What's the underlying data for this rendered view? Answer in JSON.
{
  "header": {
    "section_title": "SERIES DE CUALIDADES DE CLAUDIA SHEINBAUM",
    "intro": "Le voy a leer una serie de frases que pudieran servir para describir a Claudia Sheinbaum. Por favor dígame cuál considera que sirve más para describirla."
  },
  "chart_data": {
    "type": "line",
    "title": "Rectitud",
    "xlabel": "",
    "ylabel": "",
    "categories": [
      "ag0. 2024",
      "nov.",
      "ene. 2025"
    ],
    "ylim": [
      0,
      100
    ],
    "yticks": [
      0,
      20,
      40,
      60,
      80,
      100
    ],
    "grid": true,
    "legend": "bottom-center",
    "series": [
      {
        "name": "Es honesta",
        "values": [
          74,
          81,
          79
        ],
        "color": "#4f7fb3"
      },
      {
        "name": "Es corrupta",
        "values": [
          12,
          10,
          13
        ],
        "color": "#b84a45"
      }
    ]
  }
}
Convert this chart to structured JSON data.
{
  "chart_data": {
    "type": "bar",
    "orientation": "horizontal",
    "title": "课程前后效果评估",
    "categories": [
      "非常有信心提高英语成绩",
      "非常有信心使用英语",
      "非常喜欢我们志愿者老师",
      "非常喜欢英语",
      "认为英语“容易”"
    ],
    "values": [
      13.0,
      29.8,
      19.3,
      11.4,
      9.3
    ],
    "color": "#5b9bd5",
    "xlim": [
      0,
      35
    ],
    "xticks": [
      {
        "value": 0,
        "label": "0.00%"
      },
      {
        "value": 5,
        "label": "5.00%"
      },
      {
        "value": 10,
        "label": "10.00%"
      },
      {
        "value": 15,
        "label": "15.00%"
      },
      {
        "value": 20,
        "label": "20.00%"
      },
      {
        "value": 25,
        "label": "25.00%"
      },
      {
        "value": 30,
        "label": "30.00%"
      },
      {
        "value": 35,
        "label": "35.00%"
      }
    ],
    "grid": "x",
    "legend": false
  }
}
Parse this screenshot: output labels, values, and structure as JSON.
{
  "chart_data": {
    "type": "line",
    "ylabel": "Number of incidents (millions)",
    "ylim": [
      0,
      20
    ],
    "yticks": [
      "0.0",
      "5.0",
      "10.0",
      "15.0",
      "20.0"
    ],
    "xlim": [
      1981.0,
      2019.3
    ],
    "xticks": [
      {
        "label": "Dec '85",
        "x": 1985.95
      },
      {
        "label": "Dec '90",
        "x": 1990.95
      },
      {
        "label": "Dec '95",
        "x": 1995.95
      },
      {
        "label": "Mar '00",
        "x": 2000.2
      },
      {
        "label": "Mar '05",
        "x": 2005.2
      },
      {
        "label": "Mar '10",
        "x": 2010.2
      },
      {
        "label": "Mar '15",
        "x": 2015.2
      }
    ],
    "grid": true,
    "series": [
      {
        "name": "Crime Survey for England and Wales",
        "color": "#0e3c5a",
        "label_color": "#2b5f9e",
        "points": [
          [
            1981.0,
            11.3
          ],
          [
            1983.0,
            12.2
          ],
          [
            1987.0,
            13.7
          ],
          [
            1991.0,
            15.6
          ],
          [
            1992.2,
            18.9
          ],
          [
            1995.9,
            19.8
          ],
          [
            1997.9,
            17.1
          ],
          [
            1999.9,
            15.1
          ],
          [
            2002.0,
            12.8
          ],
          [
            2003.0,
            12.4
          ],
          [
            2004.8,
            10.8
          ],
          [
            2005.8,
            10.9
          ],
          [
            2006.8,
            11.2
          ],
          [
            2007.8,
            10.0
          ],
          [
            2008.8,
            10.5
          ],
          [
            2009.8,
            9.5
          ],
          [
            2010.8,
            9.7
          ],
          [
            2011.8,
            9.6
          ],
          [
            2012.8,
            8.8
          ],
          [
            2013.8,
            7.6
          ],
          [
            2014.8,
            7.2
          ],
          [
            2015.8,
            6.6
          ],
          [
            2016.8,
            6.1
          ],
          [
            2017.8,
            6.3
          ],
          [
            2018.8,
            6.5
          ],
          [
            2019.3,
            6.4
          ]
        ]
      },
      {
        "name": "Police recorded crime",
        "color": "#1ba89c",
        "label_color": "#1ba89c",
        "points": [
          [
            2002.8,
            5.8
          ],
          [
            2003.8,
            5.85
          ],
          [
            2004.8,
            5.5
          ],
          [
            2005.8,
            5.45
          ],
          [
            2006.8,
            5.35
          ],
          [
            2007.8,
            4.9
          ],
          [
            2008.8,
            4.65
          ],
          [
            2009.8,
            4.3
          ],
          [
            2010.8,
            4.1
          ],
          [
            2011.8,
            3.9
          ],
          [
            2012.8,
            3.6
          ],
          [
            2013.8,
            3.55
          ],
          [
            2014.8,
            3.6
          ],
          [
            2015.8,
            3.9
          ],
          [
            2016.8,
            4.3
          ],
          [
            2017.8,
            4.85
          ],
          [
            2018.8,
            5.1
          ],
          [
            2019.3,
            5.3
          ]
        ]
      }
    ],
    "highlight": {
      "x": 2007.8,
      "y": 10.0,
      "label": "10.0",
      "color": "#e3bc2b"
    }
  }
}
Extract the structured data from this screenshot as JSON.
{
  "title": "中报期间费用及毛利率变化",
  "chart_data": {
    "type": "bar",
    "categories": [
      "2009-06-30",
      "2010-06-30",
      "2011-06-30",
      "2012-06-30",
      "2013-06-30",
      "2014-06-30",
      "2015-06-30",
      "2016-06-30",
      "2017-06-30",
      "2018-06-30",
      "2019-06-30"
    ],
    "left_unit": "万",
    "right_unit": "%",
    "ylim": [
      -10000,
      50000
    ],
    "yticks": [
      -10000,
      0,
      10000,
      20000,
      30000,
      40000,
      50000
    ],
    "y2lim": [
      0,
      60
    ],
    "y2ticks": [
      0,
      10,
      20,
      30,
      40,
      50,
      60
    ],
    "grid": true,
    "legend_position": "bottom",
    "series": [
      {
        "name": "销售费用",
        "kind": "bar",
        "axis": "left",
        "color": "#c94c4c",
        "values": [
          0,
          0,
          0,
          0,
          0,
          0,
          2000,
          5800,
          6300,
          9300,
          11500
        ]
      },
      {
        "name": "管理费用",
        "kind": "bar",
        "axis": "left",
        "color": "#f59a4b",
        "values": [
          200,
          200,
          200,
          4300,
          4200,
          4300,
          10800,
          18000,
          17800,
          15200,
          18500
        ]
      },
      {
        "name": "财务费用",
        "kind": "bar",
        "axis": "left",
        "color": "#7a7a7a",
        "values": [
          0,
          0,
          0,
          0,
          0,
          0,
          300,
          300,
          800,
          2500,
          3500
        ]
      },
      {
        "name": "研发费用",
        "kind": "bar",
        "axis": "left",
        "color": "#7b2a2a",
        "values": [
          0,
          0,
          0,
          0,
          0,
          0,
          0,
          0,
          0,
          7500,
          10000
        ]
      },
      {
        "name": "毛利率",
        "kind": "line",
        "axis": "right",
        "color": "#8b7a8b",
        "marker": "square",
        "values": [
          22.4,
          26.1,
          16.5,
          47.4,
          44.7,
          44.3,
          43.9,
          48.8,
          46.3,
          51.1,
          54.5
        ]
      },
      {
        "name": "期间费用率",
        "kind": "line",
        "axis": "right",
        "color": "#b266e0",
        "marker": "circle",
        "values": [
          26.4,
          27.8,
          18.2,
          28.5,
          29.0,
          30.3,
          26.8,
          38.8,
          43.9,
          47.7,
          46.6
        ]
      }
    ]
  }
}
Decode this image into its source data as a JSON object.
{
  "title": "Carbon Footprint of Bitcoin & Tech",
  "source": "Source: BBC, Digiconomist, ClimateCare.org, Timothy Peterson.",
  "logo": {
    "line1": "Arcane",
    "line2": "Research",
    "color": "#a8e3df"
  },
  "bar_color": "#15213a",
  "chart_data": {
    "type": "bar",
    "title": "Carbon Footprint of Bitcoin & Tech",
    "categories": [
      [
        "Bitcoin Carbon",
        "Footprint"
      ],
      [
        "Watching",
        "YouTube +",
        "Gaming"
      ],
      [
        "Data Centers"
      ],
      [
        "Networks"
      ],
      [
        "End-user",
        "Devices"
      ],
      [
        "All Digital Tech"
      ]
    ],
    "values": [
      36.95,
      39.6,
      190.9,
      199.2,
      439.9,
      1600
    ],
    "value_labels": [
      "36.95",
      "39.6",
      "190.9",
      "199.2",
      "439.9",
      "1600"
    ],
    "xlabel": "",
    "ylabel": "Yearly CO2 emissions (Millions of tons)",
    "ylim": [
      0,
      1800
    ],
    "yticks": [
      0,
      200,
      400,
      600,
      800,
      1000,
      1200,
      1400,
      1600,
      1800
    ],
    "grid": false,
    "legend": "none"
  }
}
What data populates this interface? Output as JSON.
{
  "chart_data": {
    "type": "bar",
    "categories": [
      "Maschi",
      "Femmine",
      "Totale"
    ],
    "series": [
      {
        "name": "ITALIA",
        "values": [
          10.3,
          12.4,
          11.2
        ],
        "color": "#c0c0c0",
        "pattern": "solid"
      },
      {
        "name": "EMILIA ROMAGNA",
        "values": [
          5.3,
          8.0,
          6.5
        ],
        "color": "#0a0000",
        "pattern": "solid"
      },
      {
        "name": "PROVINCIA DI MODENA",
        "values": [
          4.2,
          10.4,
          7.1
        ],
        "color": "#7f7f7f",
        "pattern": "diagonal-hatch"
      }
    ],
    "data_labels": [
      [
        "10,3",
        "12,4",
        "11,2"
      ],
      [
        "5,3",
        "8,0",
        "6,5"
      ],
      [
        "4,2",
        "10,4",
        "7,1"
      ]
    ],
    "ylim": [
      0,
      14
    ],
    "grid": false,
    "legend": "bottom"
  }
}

———

**Requirements:** In the records above, collect each line with "What".

**Output for this task:**
What's the underlying data for this rendered view? Answer in JSON.
What data populates this interface? Output as JSON.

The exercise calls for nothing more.